(Stored data)

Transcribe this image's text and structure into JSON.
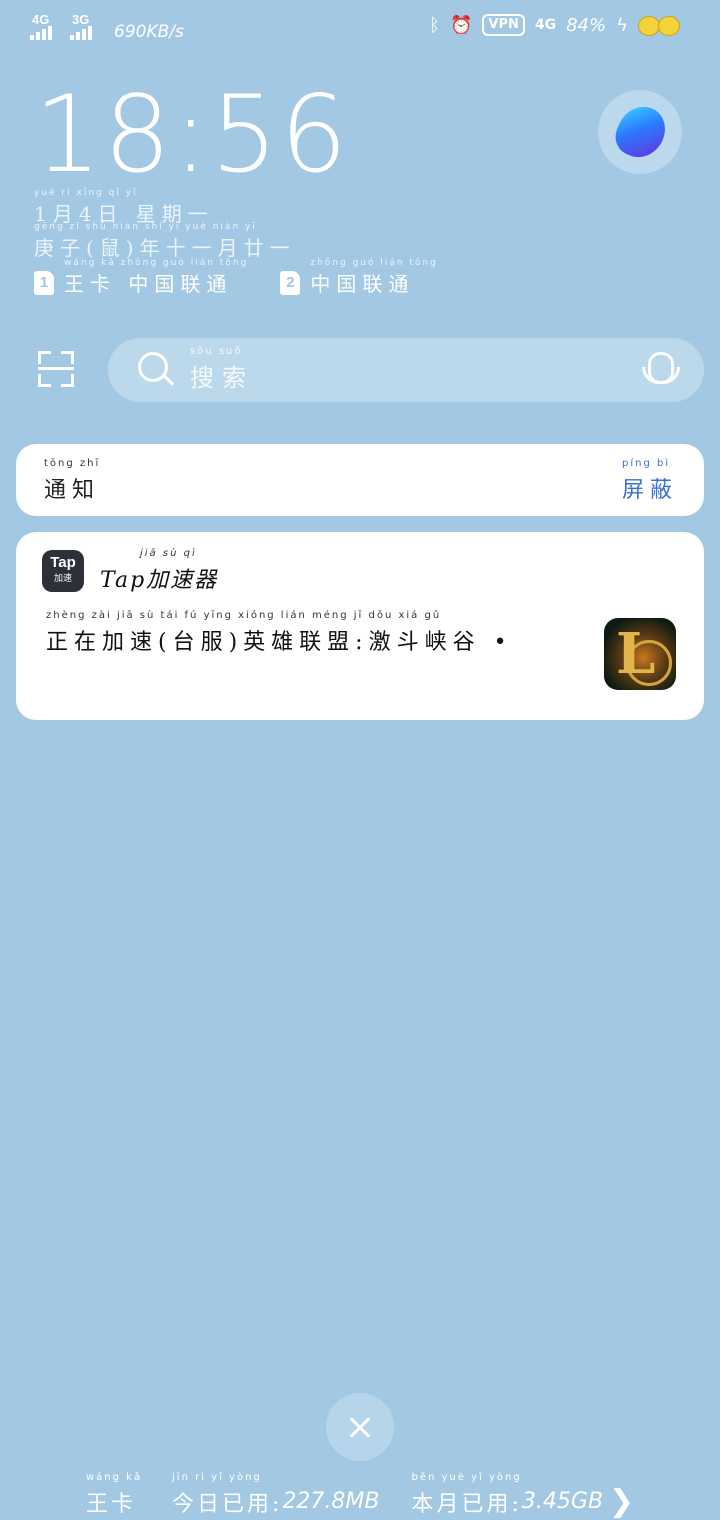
{
  "status_bar": {
    "sim1_network": "4G",
    "sim2_network": "3G",
    "net_speed": "690KB/s",
    "vpn": "VPN",
    "data_net": "4G",
    "battery": "84%"
  },
  "clock": {
    "time": "18:56"
  },
  "date": {
    "line": "1月4日 星期一",
    "line_pinyin": "yuè   rì  xīng qī  yī",
    "lunar": "庚子(鼠)年十一月廿一",
    "lunar_pinyin": "gēng zǐ  shǔ  nián shí yī yuè niàn yī"
  },
  "sims": {
    "sim1_index": "1",
    "sim1_name": "王卡 中国联通",
    "sim1_pinyin": "wáng kǎ zhōng guó lián tōng",
    "sim2_index": "2",
    "sim2_name": "中国联通",
    "sim2_pinyin": "zhōng guó lián tōng"
  },
  "search": {
    "placeholder": "搜索",
    "placeholder_pinyin": "sōu suǒ"
  },
  "notifications": {
    "header": "通知",
    "header_pinyin": "tōng zhī",
    "mute": "屏蔽",
    "mute_pinyin": "píng bì",
    "items": [
      {
        "icon_text": "Tap",
        "icon_subtext": "加速",
        "app_name": "Tap加速器",
        "app_name_pinyin": "jiā sù qì",
        "message": "正在加速(台服)英雄联盟:激斗峡谷 •",
        "message_pinyin": "zhèng zài jiā  sù   tái  fú   yīng xióng lián méng  jī  dǒu xiá  gǔ"
      }
    ]
  },
  "data_usage": {
    "sim_name": "王卡",
    "sim_name_pinyin": "wáng kǎ",
    "today_label": "今日已用:",
    "today_pinyin": "jīn rì yǐ yòng",
    "today_value": "227.8MB",
    "month_label": "本月已用:",
    "month_pinyin": "běn yuè yǐ yòng",
    "month_value": "3.45GB",
    "more": "❯"
  }
}
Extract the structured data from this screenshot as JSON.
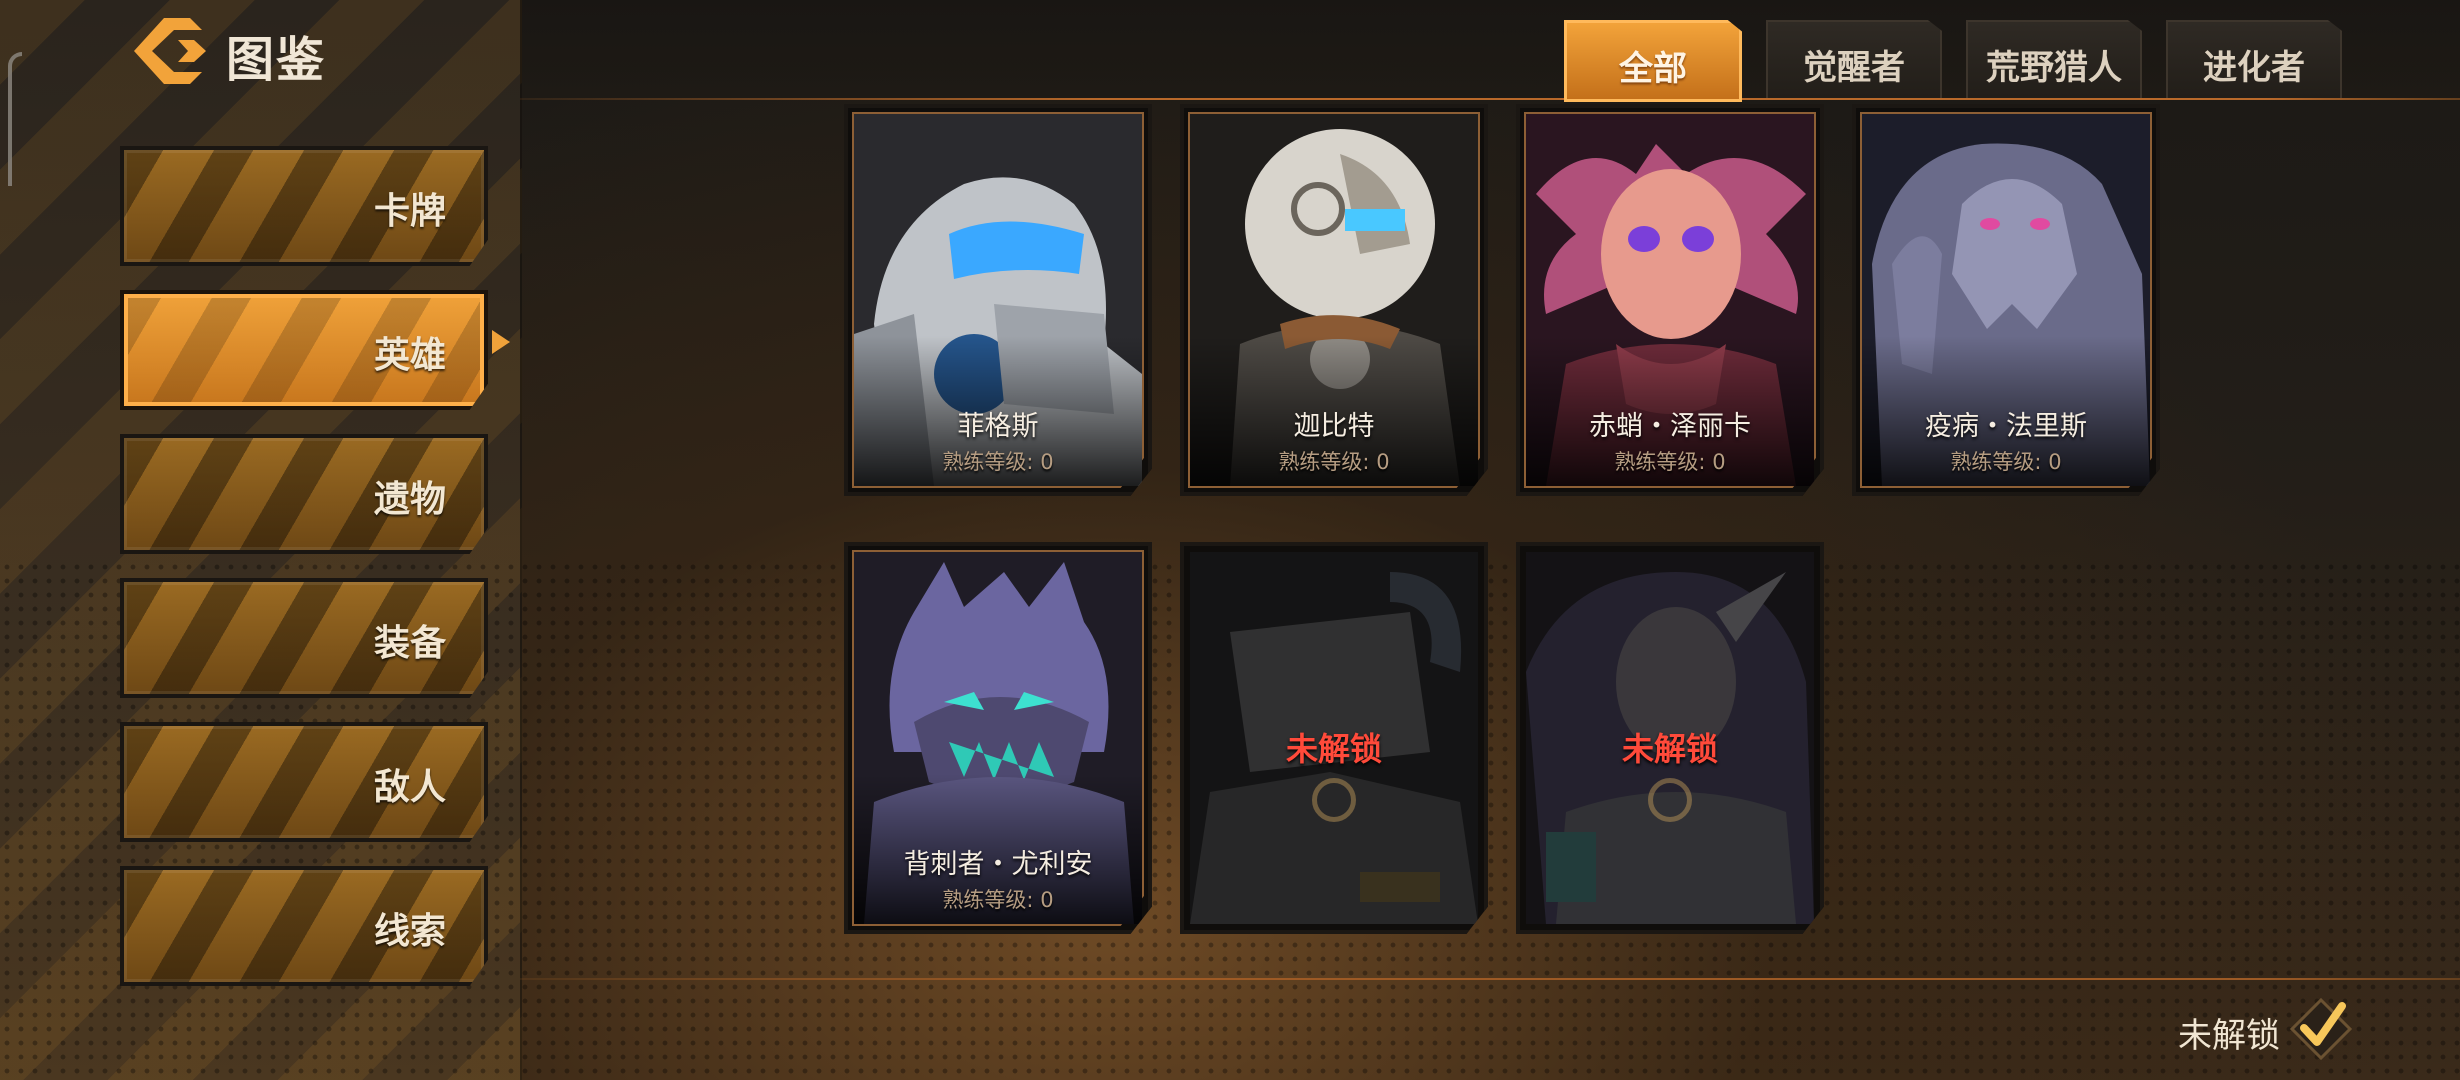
{
  "header": {
    "title": "图鉴"
  },
  "sidebar": {
    "items": [
      {
        "label": "卡牌",
        "active": false
      },
      {
        "label": "英雄",
        "active": true
      },
      {
        "label": "遗物",
        "active": false
      },
      {
        "label": "装备",
        "active": false
      },
      {
        "label": "敌人",
        "active": false
      },
      {
        "label": "线索",
        "active": false
      }
    ]
  },
  "tabs": [
    {
      "label": "全部",
      "active": true
    },
    {
      "label": "觉醒者",
      "active": false
    },
    {
      "label": "荒野猎人",
      "active": false
    },
    {
      "label": "进化者",
      "active": false
    }
  ],
  "heroes": [
    {
      "name": "菲格斯",
      "level": "熟练等级: 0",
      "locked": false
    },
    {
      "name": "迦比特",
      "level": "熟练等级: 0",
      "locked": false
    },
    {
      "name": "赤蛸・泽丽卡",
      "level": "熟练等级: 0",
      "locked": false
    },
    {
      "name": "疫病・法里斯",
      "level": "熟练等级: 0",
      "locked": false
    },
    {
      "name": "背刺者・尤利安",
      "level": "熟练等级: 0",
      "locked": false
    },
    {
      "lock_text": "未解锁",
      "locked": true
    },
    {
      "lock_text": "未解锁",
      "locked": true
    }
  ],
  "footer": {
    "filter_label": "未解锁",
    "filter_checked": true
  },
  "colors": {
    "accent": "#f0a23a",
    "locked_text": "#ff4a3a"
  }
}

EXERCISE GOAL |
The records above must be printed exactly; the pictures stay out.

THE RESPONSE |
Transcribe this image's text and structure into JSON.
{
  "status_bar": {
    "sim1_network": "4G",
    "sim2_network": "3G",
    "net_speed": "690KB/s",
    "vpn": "VPN",
    "data_net": "4G",
    "battery": "84%"
  },
  "clock": {
    "time": "18:56"
  },
  "date": {
    "line": "1月4日 星期一",
    "line_pinyin": "yuè   rì  xīng qī  yī",
    "lunar": "庚子(鼠)年十一月廿一",
    "lunar_pinyin": "gēng zǐ  shǔ  nián shí yī yuè niàn yī"
  },
  "sims": {
    "sim1_index": "1",
    "sim1_name": "王卡 中国联通",
    "sim1_pinyin": "wáng kǎ zhōng guó lián tōng",
    "sim2_index": "2",
    "sim2_name": "中国联通",
    "sim2_pinyin": "zhōng guó lián tōng"
  },
  "search": {
    "placeholder": "搜索",
    "placeholder_pinyin": "sōu suǒ"
  },
  "notifications": {
    "header": "通知",
    "header_pinyin": "tōng zhī",
    "mute": "屏蔽",
    "mute_pinyin": "píng bì",
    "items": [
      {
        "icon_text": "Tap",
        "icon_subtext": "加速",
        "app_name": "Tap加速器",
        "app_name_pinyin": "jiā sù qì",
        "message": "正在加速(台服)英雄联盟:激斗峡谷 •",
        "message_pinyin": "zhèng zài jiā  sù   tái  fú   yīng xióng lián méng  jī  dǒu xiá  gǔ"
      }
    ]
  },
  "data_usage": {
    "sim_name": "王卡",
    "sim_name_pinyin": "wáng kǎ",
    "today_label": "今日已用:",
    "today_pinyin": "jīn rì yǐ yòng",
    "today_value": "227.8MB",
    "month_label": "本月已用:",
    "month_pinyin": "běn yuè yǐ yòng",
    "month_value": "3.45GB",
    "more": "❯"
  }
}
Extract the structured data from this screenshot as JSON.
{
  "header": {
    "title": "图鉴"
  },
  "sidebar": {
    "items": [
      {
        "label": "卡牌",
        "active": false
      },
      {
        "label": "英雄",
        "active": true
      },
      {
        "label": "遗物",
        "active": false
      },
      {
        "label": "装备",
        "active": false
      },
      {
        "label": "敌人",
        "active": false
      },
      {
        "label": "线索",
        "active": false
      }
    ]
  },
  "tabs": [
    {
      "label": "全部",
      "active": true
    },
    {
      "label": "觉醒者",
      "active": false
    },
    {
      "label": "荒野猎人",
      "active": false
    },
    {
      "label": "进化者",
      "active": false
    }
  ],
  "heroes": [
    {
      "name": "菲格斯",
      "level": "熟练等级: 0",
      "locked": false
    },
    {
      "name": "迦比特",
      "level": "熟练等级: 0",
      "locked": false
    },
    {
      "name": "赤蛸・泽丽卡",
      "level": "熟练等级: 0",
      "locked": false
    },
    {
      "name": "疫病・法里斯",
      "level": "熟练等级: 0",
      "locked": false
    },
    {
      "name": "背刺者・尤利安",
      "level": "熟练等级: 0",
      "locked": false
    },
    {
      "lock_text": "未解锁",
      "locked": true
    },
    {
      "lock_text": "未解锁",
      "locked": true
    }
  ],
  "footer": {
    "filter_label": "未解锁",
    "filter_checked": true
  },
  "colors": {
    "accent": "#f0a23a",
    "locked_text": "#ff4a3a"
  }
}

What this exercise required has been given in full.